- Required task
Will you write out all the entries below exactly?

[Data excerpts]
* * * *

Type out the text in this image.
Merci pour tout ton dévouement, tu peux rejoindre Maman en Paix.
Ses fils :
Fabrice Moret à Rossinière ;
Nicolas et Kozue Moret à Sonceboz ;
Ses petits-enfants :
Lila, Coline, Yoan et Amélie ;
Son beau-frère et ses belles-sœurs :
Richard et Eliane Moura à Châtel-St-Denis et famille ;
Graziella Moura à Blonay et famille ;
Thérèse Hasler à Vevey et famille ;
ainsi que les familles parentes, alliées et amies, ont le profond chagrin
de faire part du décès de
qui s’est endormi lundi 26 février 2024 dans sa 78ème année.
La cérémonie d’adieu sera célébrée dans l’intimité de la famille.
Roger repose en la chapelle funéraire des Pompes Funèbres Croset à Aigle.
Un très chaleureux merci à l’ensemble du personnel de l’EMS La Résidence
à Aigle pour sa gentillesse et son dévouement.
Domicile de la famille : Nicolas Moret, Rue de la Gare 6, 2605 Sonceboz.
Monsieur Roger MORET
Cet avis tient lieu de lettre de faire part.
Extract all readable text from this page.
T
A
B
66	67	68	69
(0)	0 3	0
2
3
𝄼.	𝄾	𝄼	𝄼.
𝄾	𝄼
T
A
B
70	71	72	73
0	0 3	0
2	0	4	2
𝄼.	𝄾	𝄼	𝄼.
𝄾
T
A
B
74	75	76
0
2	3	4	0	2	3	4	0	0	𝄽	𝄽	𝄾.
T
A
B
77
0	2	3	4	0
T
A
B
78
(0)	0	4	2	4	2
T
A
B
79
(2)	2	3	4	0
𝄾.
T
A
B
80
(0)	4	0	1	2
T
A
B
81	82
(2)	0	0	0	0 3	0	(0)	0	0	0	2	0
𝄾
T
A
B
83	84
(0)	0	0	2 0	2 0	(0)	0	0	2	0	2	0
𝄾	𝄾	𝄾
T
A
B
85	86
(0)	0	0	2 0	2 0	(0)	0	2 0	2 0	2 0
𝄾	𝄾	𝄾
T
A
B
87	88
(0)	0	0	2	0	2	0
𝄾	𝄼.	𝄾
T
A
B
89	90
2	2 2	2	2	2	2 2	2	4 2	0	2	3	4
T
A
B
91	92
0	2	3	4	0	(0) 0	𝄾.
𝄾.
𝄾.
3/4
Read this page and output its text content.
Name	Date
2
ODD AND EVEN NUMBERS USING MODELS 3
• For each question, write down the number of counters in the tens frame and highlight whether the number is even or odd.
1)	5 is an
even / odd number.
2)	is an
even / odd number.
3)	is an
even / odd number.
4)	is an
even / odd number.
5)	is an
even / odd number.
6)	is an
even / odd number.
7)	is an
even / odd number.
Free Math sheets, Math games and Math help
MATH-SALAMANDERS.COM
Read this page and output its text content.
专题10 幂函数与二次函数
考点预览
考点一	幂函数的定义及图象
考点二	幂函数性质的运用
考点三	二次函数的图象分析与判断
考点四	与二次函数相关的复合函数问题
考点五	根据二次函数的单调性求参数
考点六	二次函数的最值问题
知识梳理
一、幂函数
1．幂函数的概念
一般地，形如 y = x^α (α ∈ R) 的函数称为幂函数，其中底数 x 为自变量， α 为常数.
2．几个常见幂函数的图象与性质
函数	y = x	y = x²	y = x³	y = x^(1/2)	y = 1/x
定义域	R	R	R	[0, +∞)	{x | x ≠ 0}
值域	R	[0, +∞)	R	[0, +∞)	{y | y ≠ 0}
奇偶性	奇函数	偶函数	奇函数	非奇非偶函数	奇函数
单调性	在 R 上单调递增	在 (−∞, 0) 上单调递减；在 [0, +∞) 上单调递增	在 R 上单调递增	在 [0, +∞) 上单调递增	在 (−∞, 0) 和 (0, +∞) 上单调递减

* * * *

- Reply to the exercise
Type out the text in this image.
Merci pour tout ton dévouement, tu peux rejoindre Maman en Paix.
Ses fils :
Fabrice Moret à Rossinière ;
Nicolas et Kozue Moret à Sonceboz ;
Ses petits-enfants :
Lila, Coline, Yoan et Amélie ;
Son beau-frère et ses belles-sœurs :
Richard et Eliane Moura à Châtel-St-Denis et famille ;
Graziella Moura à Blonay et famille ;
Thérèse Hasler à Vevey et famille ;
ainsi que les familles parentes, alliées et amies, ont le profond chagrin
de faire part du décès de
qui s’est endormi lundi 26 février 2024 dans sa 78ème année.
La cérémonie d’adieu sera célébrée dans l’intimité de la famille.
Roger repose en la chapelle funéraire des Pompes Funèbres Croset à Aigle.
Un très chaleureux merci à l’ensemble du personnel de l’EMS La Résidence
à Aigle pour sa gentillesse et son dévouement.
Domicile de la famille : Nicolas Moret, Rue de la Gare 6, 2605 Sonceboz.
Monsieur Roger MORET
Cet avis tient lieu de lettre de faire part.
Extract all readable text from this page.
T
A
B
66	67	68	69
(0)	0 3	0
2
3
𝄼.	𝄾	𝄼	𝄼.
𝄾	𝄼
T
A
B
70	71	72	73
0	0 3	0
2	0	4	2
𝄼.	𝄾	𝄼	𝄼.
𝄾
T
A
B
74	75	76
0
2	3	4	0	2	3	4	0	0	𝄽	𝄽	𝄾.
T
A
B
77
0	2	3	4	0
T
A
B
78
(0)	0	4	2	4	2
T
A
B
79
(2)	2	3	4	0
𝄾.
T
A
B
80
(0)	4	0	1	2
T
A
B
81	82
(2)	0	0	0	0 3	0	(0)	0	0	0	2	0
𝄾
T
A
B
83	84
(0)	0	0	2 0	2 0	(0)	0	0	2	0	2	0
𝄾	𝄾	𝄾
T
A
B
85	86
(0)	0	0	2 0	2 0	(0)	0	2 0	2 0	2 0
𝄾	𝄾	𝄾
T
A
B
87	88
(0)	0	0	2	0	2	0
𝄾	𝄼.	𝄾
T
A
B
89	90
2	2 2	2	2	2	2 2	2	4 2	0	2	3	4
T
A
B
91	92
0	2	3	4	0	(0) 0	𝄾.
𝄾.
𝄾.
3/4
Read this page and output its text content.
Name	Date
2
ODD AND EVEN NUMBERS USING MODELS 3
• For each question, write down the number of counters in the tens frame and highlight whether the number is even or odd.
1)	5 is an
even / odd number.
2)	is an
even / odd number.
3)	is an
even / odd number.
4)	is an
even / odd number.
5)	is an
even / odd number.
6)	is an
even / odd number.
7)	is an
even / odd number.
Free Math sheets, Math games and Math help
MATH-SALAMANDERS.COM
Read this page and output its text content.
专题10 幂函数与二次函数
考点预览
考点一	幂函数的定义及图象
考点二	幂函数性质的运用
考点三	二次函数的图象分析与判断
考点四	与二次函数相关的复合函数问题
考点五	根据二次函数的单调性求参数
考点六	二次函数的最值问题
知识梳理
一、幂函数
1．幂函数的概念
一般地，形如 y = x^α (α ∈ R) 的函数称为幂函数，其中底数 x 为自变量， α 为常数.
2．几个常见幂函数的图象与性质
函数	y = x	y = x²	y = x³	y = x^(1/2)	y = 1/x
定义域	R	R	R	[0, +∞)	{x | x ≠ 0}
值域	R	[0, +∞)	R	[0, +∞)	{y | y ≠ 0}
奇偶性	奇函数	偶函数	奇函数	非奇非偶函数	奇函数
单调性	在 R 上单调递增	在 (−∞, 0) 上单调递减；在 [0, +∞) 上单调递增	在 R 上单调递增	在 [0, +∞) 上单调递增	在 (−∞, 0) 和 (0, +∞) 上单调递减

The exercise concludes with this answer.